• [Yazılı talimat 1]:
Lütfen satırlarda "Give me the" ifadesini içeren satırdan "- PARdif: [465, 288, 473, 293]" ifadesini içeren satıra kadar, iki uç da dahil olmak üzere her şeyi, her satıra bir dize düşecek şekilde bir JSON listesi olarak düzenle. Boş satırlar ve resimler cevapta yer almasın.

• [Belge alıntısı]:
================================

Cumhuriyet kurulduğundan bu yana Türkiye’de halkın kimin eliyle modernleşeceği hep tartışma konusu oldu. Darbelerin, parti kapatma davalarının, ekonomik krizlerin temelinde de bu tartışma vardı. Bir yanda imparatorluk mirasından gelen, devlet geleneği olan bir Anadolu, diğer yanda orada yaşayanlar üzerinden türlü projeleri olan gruplar… En son 15 Temmuz gecesi gördüğümüz gibi hepimizin olan Türkiye maalesef yıllarca birilerine ‘paketlenip’ hediye edilmek istendi. Buna karşı çıkmanın bedeli de maalesef hep ağır ödendi.
CHP tek parti hükümetleri boyunca halkı hep baskı altında tuttu. Çünkü Türkiye CHP’li elitlerindi. Öyle olsun istiyorlardı. Parti tabanı kentlerde bürokratlardan ve orta sınıftan, kırsalda büyük toprak sahiplerinden oluşuyordu. O yıllarca ülkemizde ciddi bir iletişim bozukluğu vardı. Sesini duyuramayan halk küsmüştü. Türkçe ezan okunması, kuran öğretiminin yasaklanması, Ankara’nın eski kent merkezi olan Ulus’a şalvarlı vatandaşların sokulmak istenmemesi; şehirlerde halkın, dolayısıyla da dinin ve kültürün görünürlüğünü azaltmıştı. Tarım toplumu olmamıza rağmen tek partili yıllarda Anadolu’da yaşanan kıtlık ve yoksulluk halkın hafızalarına kazındı. Geçtiğimiz günlerde CHP’nin İstanbul Büyükşehir Belediye Başkan Adayı Ekrem İmamoğlu’na karşı çıkan teyzenin itirazı aslında bir devrin hafızasıydı. O dönem ‘icraatları’ ile CHP bir nesli yoksulluk ve yoksunlukla yeterince tanıştırmıştı. Bugün umut vaat etmesi de bu yüzden imkansız.

================================

• [Listelenen kayıtlar]:
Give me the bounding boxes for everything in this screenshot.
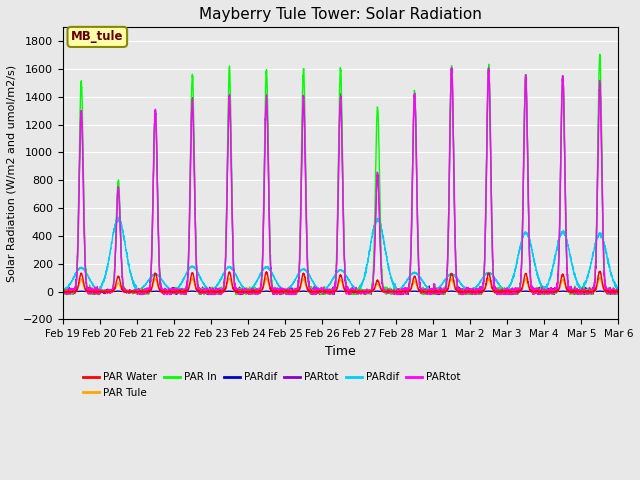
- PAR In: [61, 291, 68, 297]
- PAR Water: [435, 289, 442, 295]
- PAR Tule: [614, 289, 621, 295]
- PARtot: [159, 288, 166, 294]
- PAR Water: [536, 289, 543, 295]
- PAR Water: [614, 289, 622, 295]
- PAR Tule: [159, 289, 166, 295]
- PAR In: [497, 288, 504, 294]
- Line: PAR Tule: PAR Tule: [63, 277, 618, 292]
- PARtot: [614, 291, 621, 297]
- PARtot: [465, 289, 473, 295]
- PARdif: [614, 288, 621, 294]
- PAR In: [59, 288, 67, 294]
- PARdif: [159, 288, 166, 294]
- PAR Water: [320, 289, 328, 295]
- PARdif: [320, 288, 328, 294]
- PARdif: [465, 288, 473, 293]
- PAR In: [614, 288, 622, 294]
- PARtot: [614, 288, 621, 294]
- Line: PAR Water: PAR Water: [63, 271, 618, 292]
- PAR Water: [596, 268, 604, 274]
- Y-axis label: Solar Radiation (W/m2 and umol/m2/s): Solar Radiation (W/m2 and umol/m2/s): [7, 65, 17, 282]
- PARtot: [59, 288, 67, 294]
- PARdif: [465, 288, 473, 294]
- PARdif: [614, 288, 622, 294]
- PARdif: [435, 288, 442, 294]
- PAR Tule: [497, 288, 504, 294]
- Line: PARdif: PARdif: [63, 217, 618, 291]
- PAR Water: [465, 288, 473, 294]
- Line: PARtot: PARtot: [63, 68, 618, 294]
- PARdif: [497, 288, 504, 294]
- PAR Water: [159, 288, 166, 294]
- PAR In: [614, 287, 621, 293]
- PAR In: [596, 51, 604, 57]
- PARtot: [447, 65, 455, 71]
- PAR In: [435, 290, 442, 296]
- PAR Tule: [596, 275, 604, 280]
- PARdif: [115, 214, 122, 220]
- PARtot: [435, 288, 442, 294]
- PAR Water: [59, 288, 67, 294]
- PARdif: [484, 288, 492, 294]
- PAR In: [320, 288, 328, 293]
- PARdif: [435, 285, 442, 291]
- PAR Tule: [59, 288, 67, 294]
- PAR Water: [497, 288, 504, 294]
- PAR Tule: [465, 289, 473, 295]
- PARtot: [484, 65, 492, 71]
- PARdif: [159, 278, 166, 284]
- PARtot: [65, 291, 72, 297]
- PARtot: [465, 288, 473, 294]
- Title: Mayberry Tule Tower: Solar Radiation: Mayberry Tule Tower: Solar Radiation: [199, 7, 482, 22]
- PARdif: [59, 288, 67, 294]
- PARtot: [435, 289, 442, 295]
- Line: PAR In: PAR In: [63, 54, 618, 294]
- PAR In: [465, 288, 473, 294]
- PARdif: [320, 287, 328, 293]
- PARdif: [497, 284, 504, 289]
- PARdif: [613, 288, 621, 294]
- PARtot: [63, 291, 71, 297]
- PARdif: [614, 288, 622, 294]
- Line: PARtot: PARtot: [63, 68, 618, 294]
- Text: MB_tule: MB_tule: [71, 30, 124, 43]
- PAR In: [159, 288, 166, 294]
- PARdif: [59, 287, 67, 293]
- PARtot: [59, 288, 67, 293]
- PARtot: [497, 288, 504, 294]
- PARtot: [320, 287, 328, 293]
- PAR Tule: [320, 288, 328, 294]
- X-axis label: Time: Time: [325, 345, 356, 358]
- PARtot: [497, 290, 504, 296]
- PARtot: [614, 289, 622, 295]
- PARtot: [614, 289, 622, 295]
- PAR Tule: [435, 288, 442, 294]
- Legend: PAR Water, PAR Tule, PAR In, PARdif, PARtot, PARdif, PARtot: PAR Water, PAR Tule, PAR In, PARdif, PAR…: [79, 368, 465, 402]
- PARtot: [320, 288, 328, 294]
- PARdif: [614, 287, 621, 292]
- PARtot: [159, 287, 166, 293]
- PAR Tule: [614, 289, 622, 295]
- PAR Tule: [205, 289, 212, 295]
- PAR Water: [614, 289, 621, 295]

================================

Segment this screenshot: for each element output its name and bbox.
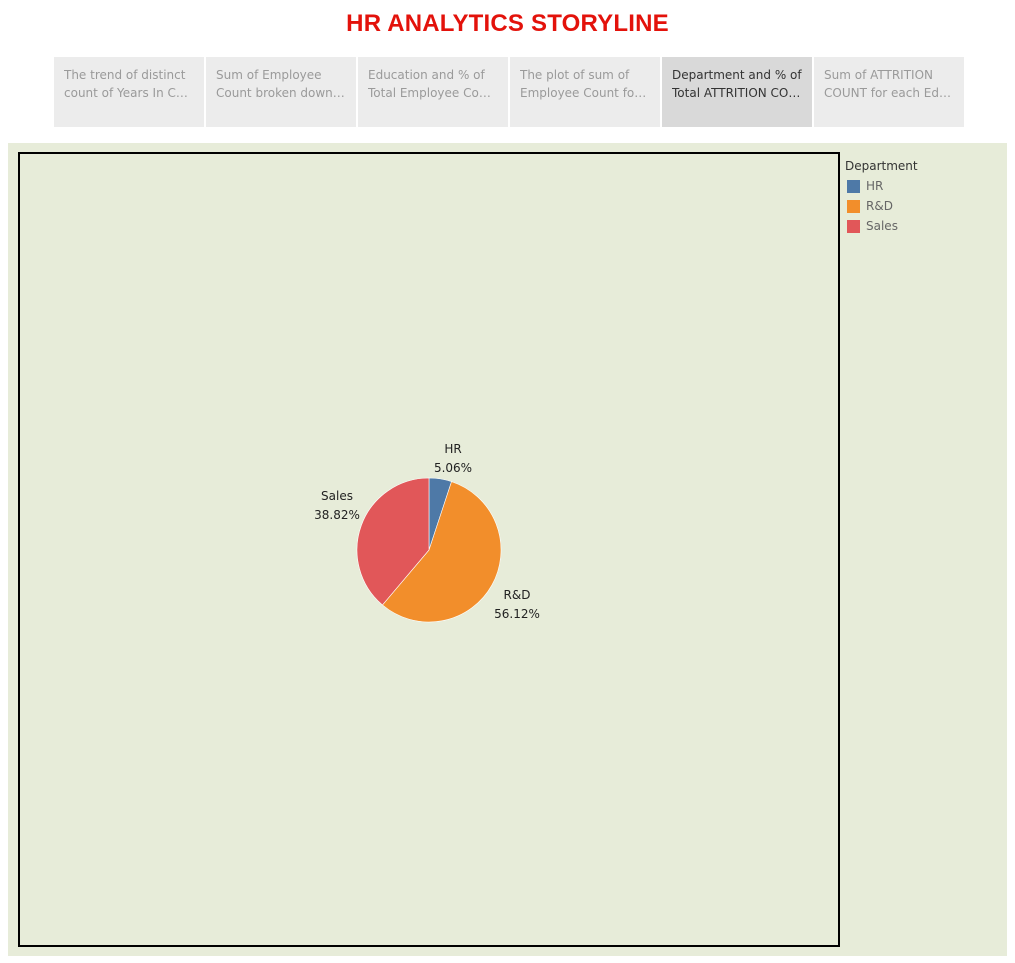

================================

• [Yazılı talimat 2]:
Belge alıntısına göre şu ifadeler doğru mu? Her birini evet ya da hayır diye yanıtlayıp kararı belirleyen sözleri alıntıdan aynen aktar: (a) CHP'nin tabanı kırsalda büyük toprak sahiplerinden oluşuyordu. (b) Türkçe ezan okunması şehirlerde dinin görünürlüğünü artırmıştı. (c) Bir teyze, Ekrem İmamoğlu'na karşı çıkmıştı.

• [Tam çıktı 1]:
[
  "Give me the bounding boxes for everything in this screenshot.",
  "- PAR In: [61, 291, 68, 297]",
  "- PAR Water: [435, 289, 442, 295]",
  "- PAR Tule: [614, 289, 621, 295]",
  "- PARtot: [159, 288, 166, 294]",
  "- PAR Water: [536, 289, 543, 295]",
  "- PAR Water: [614, 289, 622, 295]",
  "- PAR Tule: [159, 289, 166, 295]",
  "- PAR In: [497, 288, 504, 294]",
  "- Line: PAR Tule: PAR Tule: [63, 277, 618, 292]",
  "- PARtot: [614, 291, 621, 297]",
  "- PARtot: [465, 289, 473, 295]",
  "- PARdif: [614, 288, 621, 294]",
  "- PAR In: [59, 288, 67, 294]",
  "- PARdif: [159, 288, 166, 294]",
  "- PAR Water: [320, 289, 328, 295]",
  "- PARdif: [320, 288, 328, 294]",
  "- PARdif: [465, 288, 473, 293]"
]

• [Tam çıktı 2]:
(a) Evet: "Parti tabanı kentlerde bürokratlardan ve orta sınıftan, kırsalda büyük toprak sahiplerinden oluşuyordu."
(b) Hayır: "Türkçe ezan okunması, kuran öğretiminin yasaklanması, Ankara’nın eski kent merkezi olan Ulus’a şalvarlı vatandaşların sokulmak istenmemesi; şehirlerde halkın, dolayısıyla da dinin ve kültürün görünürlüğünü azaltmıştı."
(c) Evet: "Geçtiğimiz günlerde CHP’nin İstanbul Büyükşehir Belediye Başkan Adayı Ekrem İmamoğlu’na karşı çıkan teyzenin itirazı aslında bir devrin hafızasıydı."